Quote every line of the material below word for word, omitting the pictures.

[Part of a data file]
═══
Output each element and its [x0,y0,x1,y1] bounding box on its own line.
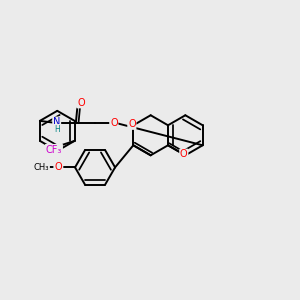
Text: N: N [53,117,60,127]
Text: O: O [54,162,62,172]
Text: O: O [128,119,136,129]
Text: CF₃: CF₃ [46,145,62,155]
Text: CH₃: CH₃ [34,163,49,172]
Text: O: O [77,98,85,108]
Text: O: O [110,118,118,128]
Text: O: O [180,149,188,159]
Text: H: H [54,124,60,134]
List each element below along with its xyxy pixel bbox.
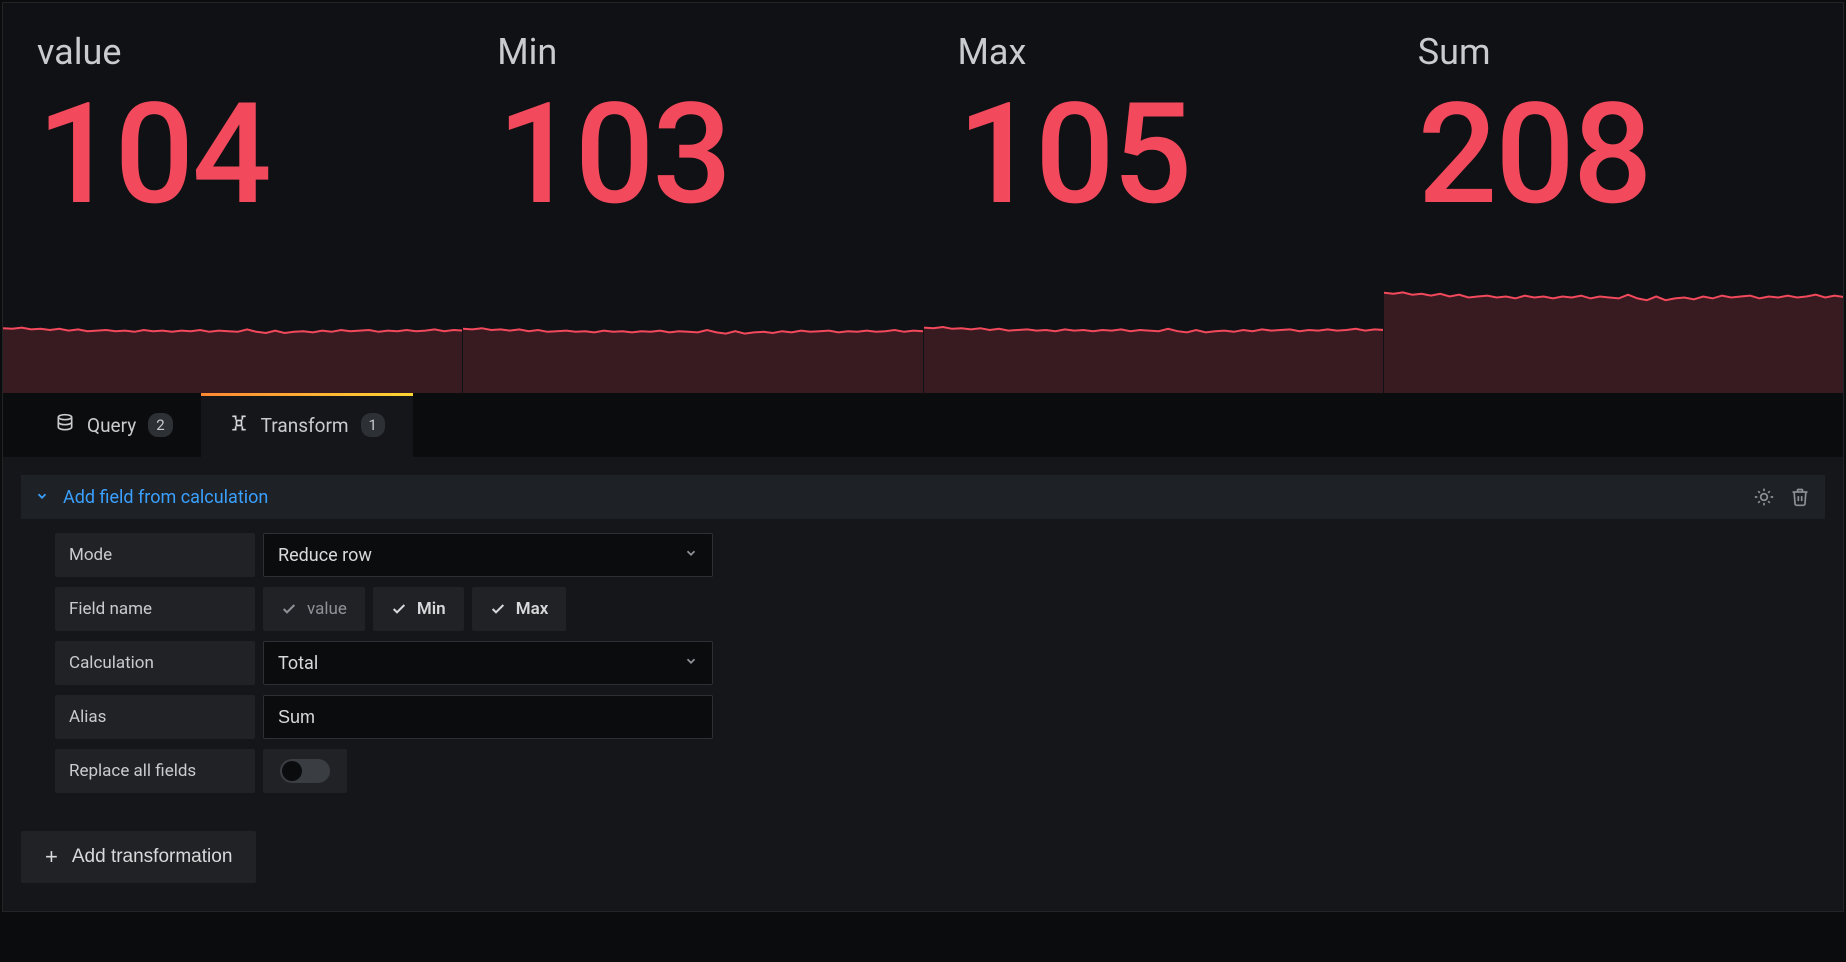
toggle-replace-all[interactable] — [280, 759, 330, 783]
select-mode[interactable]: Reduce row — [263, 533, 713, 577]
stat-card: value 104 — [3, 3, 462, 393]
row-alias: Alias — [55, 695, 1825, 739]
toggle-replace-all-wrap — [263, 749, 347, 793]
stat-card: Sum 208 — [1383, 3, 1843, 393]
label-field-name: Field name — [55, 587, 255, 631]
select-calculation-value: Total — [278, 653, 318, 674]
check-icon — [391, 601, 407, 617]
row-field-name: Field name value Min Max — [55, 587, 1825, 631]
chevron-down-icon — [35, 488, 49, 507]
row-replace-all: Replace all fields — [55, 749, 1825, 793]
stat-value: 208 — [1418, 85, 1843, 225]
stat-card: Max 105 — [923, 3, 1383, 393]
stat-value: 105 — [958, 85, 1383, 225]
select-calculation[interactable]: Total — [263, 641, 713, 685]
field-chip-label: Min — [417, 599, 446, 619]
add-transformation-label: Add transformation — [72, 846, 233, 868]
field-chip-label: Max — [516, 599, 549, 619]
add-transformation-button[interactable]: + Add transformation — [21, 831, 256, 883]
debug-icon[interactable] — [1753, 486, 1775, 508]
label-calculation: Calculation — [55, 641, 255, 685]
stat-card: Min 103 — [462, 3, 922, 393]
transform-editor: Add field from calculation Mode — [3, 457, 1843, 911]
trash-icon[interactable] — [1789, 486, 1811, 508]
check-icon — [490, 601, 506, 617]
stat-panel: value 104 Min 103 Max 105 Sum 208 — [3, 3, 1843, 393]
plus-icon: + — [45, 846, 58, 868]
tab-query-label: Query — [87, 414, 136, 437]
label-alias: Alias — [55, 695, 255, 739]
stat-title: Sum — [1418, 31, 1843, 73]
select-mode-value: Reduce row — [278, 545, 372, 566]
label-mode: Mode — [55, 533, 255, 577]
field-chip[interactable]: Max — [472, 587, 567, 631]
chevron-down-icon — [684, 654, 698, 672]
transform-icon — [229, 413, 249, 438]
database-icon — [55, 413, 75, 438]
field-chip[interactable]: value — [263, 587, 365, 631]
stat-title: Max — [958, 31, 1383, 73]
tab-transform-count: 1 — [361, 413, 385, 437]
check-icon — [281, 601, 297, 617]
tab-transform-label: Transform — [261, 414, 349, 437]
stat-value: 104 — [37, 85, 462, 225]
editor-tabs: Query 2 Transform 1 — [3, 393, 1843, 457]
tab-transform[interactable]: Transform 1 — [201, 393, 413, 457]
stat-title: Min — [497, 31, 922, 73]
stat-title: value — [37, 31, 462, 73]
stat-value: 103 — [497, 85, 922, 225]
sparkline — [463, 273, 922, 393]
input-alias[interactable] — [263, 695, 713, 739]
row-calculation: Calculation Total — [55, 641, 1825, 685]
transform-header[interactable]: Add field from calculation — [21, 475, 1825, 519]
sparkline — [3, 273, 462, 393]
sparkline — [924, 273, 1383, 393]
transform-title: Add field from calculation — [63, 487, 268, 508]
chevron-down-icon — [684, 546, 698, 564]
field-chip-label: value — [307, 599, 347, 619]
tab-query-count: 2 — [148, 413, 172, 437]
row-mode: Mode Reduce row — [55, 533, 1825, 577]
label-replace-all: Replace all fields — [55, 749, 255, 793]
field-chip[interactable]: Min — [373, 587, 464, 631]
tab-query[interactable]: Query 2 — [27, 393, 201, 457]
sparkline — [1384, 273, 1843, 393]
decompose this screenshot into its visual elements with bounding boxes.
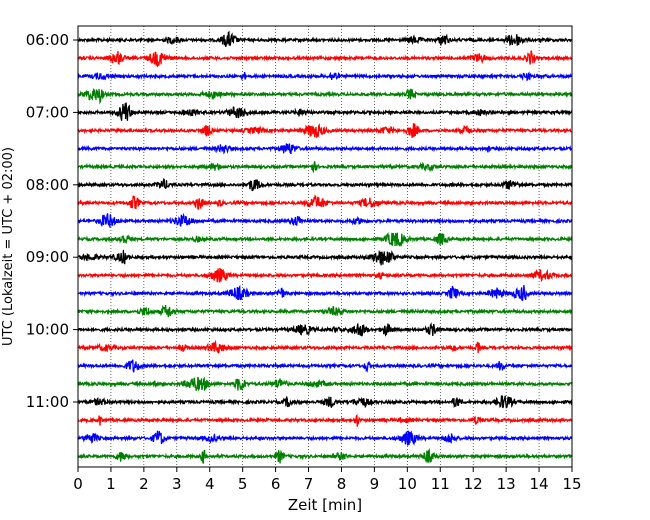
x-tick-label: 1 <box>106 475 116 493</box>
x-tick-label: 4 <box>205 475 215 493</box>
y-tick-label: 11:00 <box>26 393 69 411</box>
x-tick-label: 13 <box>497 475 516 493</box>
trace-line <box>77 322 573 337</box>
trace-line <box>77 430 573 446</box>
trace-line <box>77 376 573 392</box>
trace-line <box>77 249 573 266</box>
y-tick-label: 07:00 <box>26 103 69 121</box>
x-axis-label: Zeit [min] <box>288 496 362 514</box>
trace-line <box>77 123 573 138</box>
y-tick-label: 06:00 <box>26 31 69 49</box>
x-tick-label: 7 <box>304 475 314 493</box>
y-axis-label: UTC (Lokalzeit = UTC + 02:00) <box>1 147 16 346</box>
y-tick-label: 08:00 <box>26 176 69 194</box>
trace-line <box>77 143 573 155</box>
trace-line <box>77 178 573 192</box>
x-tick-label: 8 <box>337 475 347 493</box>
y-tick-label: 10:00 <box>26 321 69 339</box>
x-tick-label: 0 <box>73 475 83 493</box>
x-tick-label: 9 <box>370 475 380 493</box>
trace-line <box>77 50 573 68</box>
trace-line <box>77 414 573 427</box>
x-tick-label: 3 <box>172 475 182 493</box>
trace-line <box>77 339 573 354</box>
x-tick-label: 10 <box>398 475 417 493</box>
x-tick-label: 11 <box>431 475 450 493</box>
plot-area <box>78 26 572 467</box>
y-tick-label: 09:00 <box>26 248 69 266</box>
trace-line <box>77 30 573 47</box>
trace-line <box>77 359 573 373</box>
trace-line <box>77 448 573 464</box>
trace-line <box>77 304 573 318</box>
x-tick-label: 14 <box>530 475 549 493</box>
trace-line <box>77 194 573 210</box>
trace-line <box>77 284 573 302</box>
x-tick-label: 2 <box>139 475 149 493</box>
trace-line <box>77 232 573 247</box>
trace-line <box>77 395 573 409</box>
axes-frame <box>77 25 573 468</box>
x-tick-label: 5 <box>238 475 248 493</box>
trace-line <box>77 88 573 105</box>
trace-line <box>77 267 573 283</box>
x-tick-label: 12 <box>464 475 483 493</box>
trace-line <box>77 212 573 228</box>
x-tick-label: 15 <box>562 475 581 493</box>
x-tick-label: 6 <box>271 475 281 493</box>
trace-line <box>77 161 573 174</box>
trace-line <box>77 102 573 121</box>
trace-line <box>77 71 573 82</box>
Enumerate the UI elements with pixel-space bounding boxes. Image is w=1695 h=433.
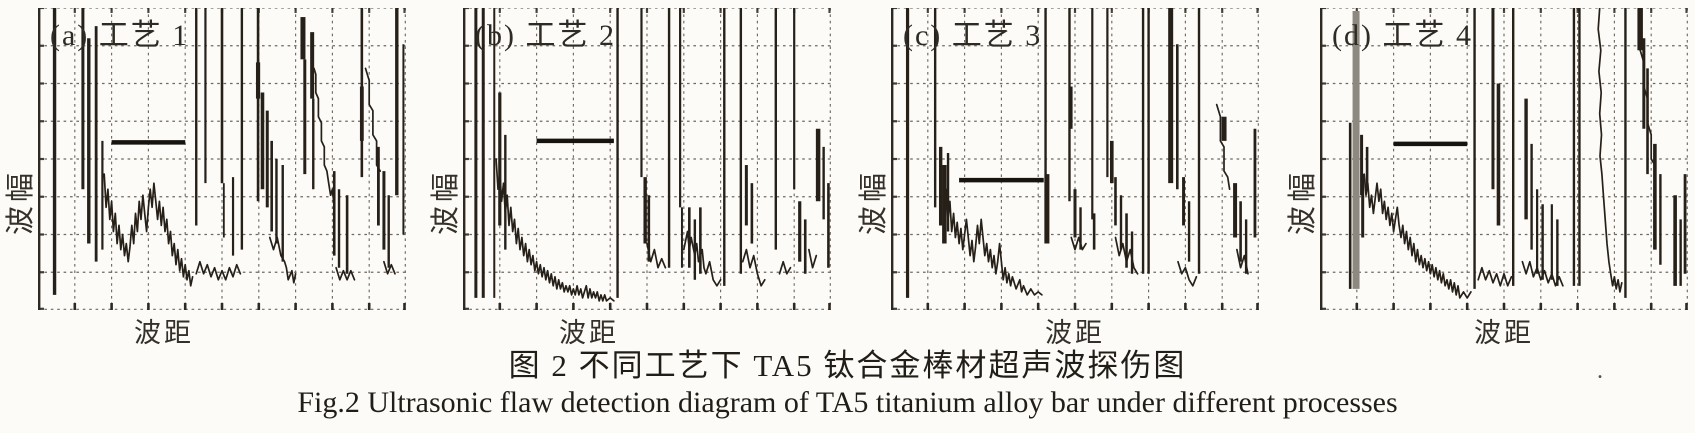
═══
*TASK SOLUTION*.
Output each element and its [x0,y0,x1,y1] bounding box on its own line.
Text: N: N [53,117,60,127]
Text: O: O [54,162,62,172]
Text: O: O [128,119,136,129]
Text: CF₃: CF₃ [46,145,62,155]
Text: CH₃: CH₃ [34,163,49,172]
Text: O: O [77,98,85,108]
Text: O: O [110,118,118,128]
Text: O: O [180,149,188,159]
Text: H: H [54,124,60,134]
List each element below along with its xyxy pixel bbox.
toggle-replace-all[interactable] — [280, 759, 330, 783]
select-mode[interactable]: Reduce row — [263, 533, 713, 577]
stat-card: value 104 — [3, 3, 462, 393]
row-alias: Alias — [55, 695, 1825, 739]
toggle-replace-all-wrap — [263, 749, 347, 793]
stat-card: Sum 208 — [1383, 3, 1843, 393]
label-field-name: Field name — [55, 587, 255, 631]
select-calculation-value: Total — [278, 653, 318, 674]
check-icon — [391, 601, 407, 617]
row-field-name: Field name value Min Max — [55, 587, 1825, 631]
chevron-down-icon — [35, 488, 49, 507]
row-replace-all: Replace all fields — [55, 749, 1825, 793]
stat-value: 208 — [1418, 85, 1843, 225]
stat-card: Max 105 — [923, 3, 1383, 393]
stat-value: 105 — [958, 85, 1383, 225]
select-calculation[interactable]: Total — [263, 641, 713, 685]
field-chip-label: Min — [417, 599, 446, 619]
add-transformation-label: Add transformation — [72, 846, 233, 868]
field-chip-label: Max — [516, 599, 549, 619]
add-transformation-button[interactable]: + Add transformation — [21, 831, 256, 883]
debug-icon[interactable] — [1753, 486, 1775, 508]
label-calculation: Calculation — [55, 641, 255, 685]
stat-card: Min 103 — [462, 3, 922, 393]
transform-editor: Add field from calculation Mode — [3, 457, 1843, 911]
trash-icon[interactable] — [1789, 486, 1811, 508]
check-icon — [490, 601, 506, 617]
stat-panel: value 104 Min 103 Max 105 Sum 208 — [3, 3, 1843, 393]
plus-icon: + — [45, 846, 58, 868]
tab-query-label: Query — [87, 414, 136, 437]
label-alias: Alias — [55, 695, 255, 739]
stat-title: Sum — [1418, 31, 1843, 73]
select-mode-value: Reduce row — [278, 545, 372, 566]
label-mode: Mode — [55, 533, 255, 577]
field-chip[interactable]: Max — [472, 587, 567, 631]
chevron-down-icon — [684, 654, 698, 672]
transform-icon — [229, 413, 249, 438]
database-icon — [55, 413, 75, 438]
field-chip[interactable]: value — [263, 587, 365, 631]
stat-title: Max — [958, 31, 1383, 73]
tab-transform-count: 1 — [361, 413, 385, 437]
check-icon — [281, 601, 297, 617]
tab-transform-label: Transform — [261, 414, 349, 437]
stat-value: 104 — [37, 85, 462, 225]
editor-tabs: Query 2 Transform 1 — [3, 393, 1843, 457]
tab-transform[interactable]: Transform 1 — [201, 393, 413, 457]
stat-title: Min — [497, 31, 922, 73]
stat-title: value — [37, 31, 462, 73]
stat-value: 103 — [497, 85, 922, 225]
sparkline — [463, 273, 922, 393]
input-alias[interactable] — [263, 695, 713, 739]
row-calculation: Calculation Total — [55, 641, 1825, 685]
transform-header[interactable]: Add field from calculation — [21, 475, 1825, 519]
sparkline — [3, 273, 462, 393]
sparkline — [924, 273, 1383, 393]
transform-title: Add field from calculation — [63, 487, 268, 508]
chevron-down-icon — [684, 546, 698, 564]
field-chip-label: value — [307, 599, 347, 619]
tab-query-count: 2 — [148, 413, 172, 437]
row-mode: Mode Reduce row — [55, 533, 1825, 577]
label-replace-all: Replace all fields — [55, 749, 255, 793]
field-chip[interactable]: Min — [373, 587, 464, 631]
tab-query[interactable]: Query 2 — [27, 393, 201, 457]
sparkline — [1384, 273, 1843, 393]
decompose this screenshot into its visual elements with bounding boxes.
x-tick-label: 1 <box>106 475 116 493</box>
x-tick-label: 4 <box>205 475 215 493</box>
y-tick-label: 11:00 <box>26 393 69 411</box>
x-tick-label: 13 <box>497 475 516 493</box>
trace-line <box>77 322 573 337</box>
trace-line <box>77 430 573 446</box>
trace-line <box>77 376 573 392</box>
trace-line <box>77 249 573 266</box>
y-tick-label: 07:00 <box>26 103 69 121</box>
x-axis-label: Zeit [min] <box>288 496 362 514</box>
trace-line <box>77 123 573 138</box>
y-tick-label: 06:00 <box>26 31 69 49</box>
x-tick-label: 7 <box>304 475 314 493</box>
y-axis-label: UTC (Lokalzeit = UTC + 02:00) <box>1 147 16 346</box>
y-tick-label: 08:00 <box>26 176 69 194</box>
trace-line <box>77 143 573 155</box>
trace-line <box>77 178 573 192</box>
x-tick-label: 8 <box>337 475 347 493</box>
y-tick-label: 10:00 <box>26 321 69 339</box>
x-tick-label: 0 <box>73 475 83 493</box>
x-tick-label: 9 <box>370 475 380 493</box>
trace-line <box>77 50 573 68</box>
trace-line <box>77 414 573 427</box>
x-tick-label: 3 <box>172 475 182 493</box>
trace-line <box>77 339 573 354</box>
x-tick-label: 10 <box>398 475 417 493</box>
x-tick-label: 11 <box>431 475 450 493</box>
plot-area <box>78 26 572 467</box>
y-tick-label: 09:00 <box>26 248 69 266</box>
trace-line <box>77 30 573 47</box>
trace-line <box>77 359 573 373</box>
trace-line <box>77 448 573 464</box>
trace-line <box>77 304 573 318</box>
x-tick-label: 14 <box>530 475 549 493</box>
trace-line <box>77 194 573 210</box>
trace-line <box>77 284 573 302</box>
x-tick-label: 2 <box>139 475 149 493</box>
trace-line <box>77 232 573 247</box>
trace-line <box>77 395 573 409</box>
axes-frame <box>77 25 573 468</box>
x-tick-label: 5 <box>238 475 248 493</box>
trace-line <box>77 88 573 105</box>
trace-line <box>77 267 573 283</box>
x-tick-label: 12 <box>464 475 483 493</box>
trace-line <box>77 212 573 228</box>
x-tick-label: 15 <box>562 475 581 493</box>
x-tick-label: 6 <box>271 475 281 493</box>
trace-line <box>77 161 573 174</box>
trace-line <box>77 102 573 121</box>
trace-line <box>77 71 573 82</box>
Enumerate the UI elements with pixel-space bounding boxes. Image is w=1695 h=433.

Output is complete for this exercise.